[net] net: diag: Don't double-free TCP_NEW_SYN_RECV sockets in tcp_abort

Message ID 20180707073140.202004-1-lorenzo@google.com
State Accepted
Delegated to: David Miller
Headers show
Series
  • [net] net: diag: Don't double-free TCP_NEW_SYN_RECV sockets in tcp_abort
Related show

Commit Message

Lorenzo Colitti July 7, 2018, 7:31 a.m.
When tcp_diag_destroy closes a TCP_NEW_SYN_RECV socket, it first
frees it by calling inet_csk_reqsk_queue_drop_and_and_put in
tcp_abort, and then frees it again by calling sock_gen_put.

Since tcp_abort only has one caller, and all the other codepaths
in tcp_abort don't free the socket, just remove the free in that
function.

Cc: David Ahern <dsa@cumulusnetworks.com>
Tested: passes Android sock_diag_test.py, which exercises this codepath
Fixes: d7226c7a4dd1 ("net: diag: Fix refcnt leak in error path destroying socket")
Signed-off-by: Lorenzo Colitti <lorenzo@google.com>
---
 net/ipv4/tcp.c | 3 +--
 1 file changed, 1 insertion(+), 2 deletions(-)

Comments

David Miller July 7, 2018, 1:11 p.m. | #1
From: Lorenzo Colitti <lorenzo@google.com>
Date: Sat,  7 Jul 2018 16:31:40 +0900

> Tested: passes Android sock_diag_test.py, which exercises this codepath

If this Android test case exercises this path, why didn't it trigger
the double free and thus cause this bug to be found much sooner?

Just curious.
Eric Dumazet July 7, 2018, 1:28 p.m. | #2
On 07/07/2018 12:31 AM, Lorenzo Colitti wrote:
> When tcp_diag_destroy closes a TCP_NEW_SYN_RECV socket, it first
> frees it by calling inet_csk_reqsk_queue_drop_and_and_put in
> tcp_abort, and then frees it again by calling sock_gen_put.
> 
> Since tcp_abort only has one caller, and all the other codepaths
> in tcp_abort don't free the socket, just remove the free in that
> function.
> 
> Cc: David Ahern <dsa@cumulusnetworks.com>
> Tested: passes Android sock_diag_test.py, which exercises this codepath
> Fixes: d7226c7a4dd1 ("net: diag: Fix refcnt leak in error path destroying socket")
> Signed-off-by: Lorenzo Colitti <lorenzo@google.com>
> ---

Signed-off-by: Eric Dumazet <edumazet@google.com>

Thanks !

##############################

*PROBLEMS TO WORK ON*
1) Arrange the listing as a JSON list of strings, one string per line and no blank lines. Begin at the line that has "Patent image size: (930, 1369)." and stop after the last line of the listing.
2) Pick up the tcp_abort patch thread after its last line and continue it.

##############################

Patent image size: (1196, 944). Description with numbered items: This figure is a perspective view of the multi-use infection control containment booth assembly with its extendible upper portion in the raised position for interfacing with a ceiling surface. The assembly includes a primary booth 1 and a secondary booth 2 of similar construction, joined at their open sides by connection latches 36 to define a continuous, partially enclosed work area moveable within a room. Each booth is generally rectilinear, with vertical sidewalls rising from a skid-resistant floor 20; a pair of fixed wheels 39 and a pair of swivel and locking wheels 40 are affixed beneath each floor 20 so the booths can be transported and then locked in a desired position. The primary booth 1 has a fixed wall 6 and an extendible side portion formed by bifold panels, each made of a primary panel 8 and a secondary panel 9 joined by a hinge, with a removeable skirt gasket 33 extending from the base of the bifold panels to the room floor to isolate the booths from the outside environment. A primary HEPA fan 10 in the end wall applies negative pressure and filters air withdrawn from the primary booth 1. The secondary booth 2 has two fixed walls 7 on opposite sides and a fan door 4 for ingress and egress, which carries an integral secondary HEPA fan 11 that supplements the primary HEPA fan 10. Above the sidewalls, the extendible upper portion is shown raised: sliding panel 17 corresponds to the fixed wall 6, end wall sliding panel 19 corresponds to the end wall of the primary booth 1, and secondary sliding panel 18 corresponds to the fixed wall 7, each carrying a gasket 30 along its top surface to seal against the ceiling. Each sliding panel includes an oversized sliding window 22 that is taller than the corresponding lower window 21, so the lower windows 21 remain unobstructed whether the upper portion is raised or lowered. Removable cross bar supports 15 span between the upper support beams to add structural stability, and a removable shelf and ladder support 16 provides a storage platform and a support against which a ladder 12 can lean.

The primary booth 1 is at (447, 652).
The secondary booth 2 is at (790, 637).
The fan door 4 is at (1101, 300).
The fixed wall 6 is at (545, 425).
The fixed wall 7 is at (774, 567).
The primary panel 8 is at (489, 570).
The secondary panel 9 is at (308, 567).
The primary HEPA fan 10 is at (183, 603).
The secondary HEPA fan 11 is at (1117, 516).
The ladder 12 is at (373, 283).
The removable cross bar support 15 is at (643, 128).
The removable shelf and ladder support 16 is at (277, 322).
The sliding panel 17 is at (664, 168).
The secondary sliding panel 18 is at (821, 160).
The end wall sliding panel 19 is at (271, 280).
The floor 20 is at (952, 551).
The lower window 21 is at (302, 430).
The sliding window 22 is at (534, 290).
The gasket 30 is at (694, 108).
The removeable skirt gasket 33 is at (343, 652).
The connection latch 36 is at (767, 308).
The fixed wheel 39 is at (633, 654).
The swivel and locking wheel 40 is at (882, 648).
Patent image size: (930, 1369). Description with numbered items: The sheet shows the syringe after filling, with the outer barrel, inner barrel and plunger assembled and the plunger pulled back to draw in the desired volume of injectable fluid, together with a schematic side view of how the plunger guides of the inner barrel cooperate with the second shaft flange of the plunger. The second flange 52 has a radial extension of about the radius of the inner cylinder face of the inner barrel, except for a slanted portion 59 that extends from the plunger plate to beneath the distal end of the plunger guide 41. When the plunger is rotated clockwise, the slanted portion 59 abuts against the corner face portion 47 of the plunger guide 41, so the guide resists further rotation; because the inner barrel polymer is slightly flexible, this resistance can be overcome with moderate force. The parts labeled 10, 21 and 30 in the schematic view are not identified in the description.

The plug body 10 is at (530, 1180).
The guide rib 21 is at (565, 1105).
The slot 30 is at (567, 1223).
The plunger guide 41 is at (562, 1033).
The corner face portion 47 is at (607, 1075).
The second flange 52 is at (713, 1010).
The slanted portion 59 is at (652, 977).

##############################

*EXERCISE RESULTS*
1)
[
  "Patent image size: (930, 1369). Description with numbered items: The sheet shows the syringe after filling, with the outer barrel, inner barrel and plunger assembled and the plunger pulled back to draw in the desired volume of injectable fluid, together with a schematic side view of how the plunger guides of the inner barrel cooperate with the second shaft flange of the plunger. The second flange 52 has a radial extension of about the radius of the inner cylinder face of the inner barrel, except for a slanted portion 59 that extends from the plunger plate to beneath the distal end of the plunger guide 41. When the plunger is rotated clockwise, the slanted portion 59 abuts against the corner face portion 47 of the plunger guide 41, so the guide resists further rotation; because the inner barrel polymer is slightly flexible, this resistance can be overcome with moderate force. The parts labeled 10, 21 and 30 in the schematic view are not identified in the description.",
  "The plug body 10 is at (530, 1180).",
  "The guide rib 21 is at (565, 1105).",
  "The slot 30 is at (567, 1223).",
  "The plunger guide 41 is at (562, 1033).",
  "The corner face portion 47 is at (607, 1075).",
  "The second flange 52 is at (713, 1010).",
  "The slanted portion 59 is at (652, 977)."
]

2)
Eric Dumazet July 7, 2018, 1:29 p.m. | #3
On 07/07/2018 06:11 AM, David Miller wrote:
> From: Lorenzo Colitti <lorenzo@google.com>
> Date: Sat,  7 Jul 2018 16:31:40 +0900
> 
>> Tested: passes Android sock_diag_test.py, which exercises this codepath
> 
> If this Android test case exercises this path, why didn't it trigger
> the double free and thus cause this bug to be found much sooner?
> 
> Just curious.
> 

Presumably android has not backported yet the refcount_t stuff in their kernels.

That is a guess though...
David Ahern July 7, 2018, 1:33 p.m. | #4
On 7/7/18 7:11 AM, David Miller wrote:
> From: Lorenzo Colitti <lorenzo@google.com>
> Date: Sat,  7 Jul 2018 16:31:40 +0900
> 
>> Tested: passes Android sock_diag_test.py, which exercises this codepath
> 
> If this Android test case exercises this path, why didn't it trigger
> the double free and thus cause this bug to be found much sooner?
> 

wondering the same. How can I get access to sock_diag_test.py?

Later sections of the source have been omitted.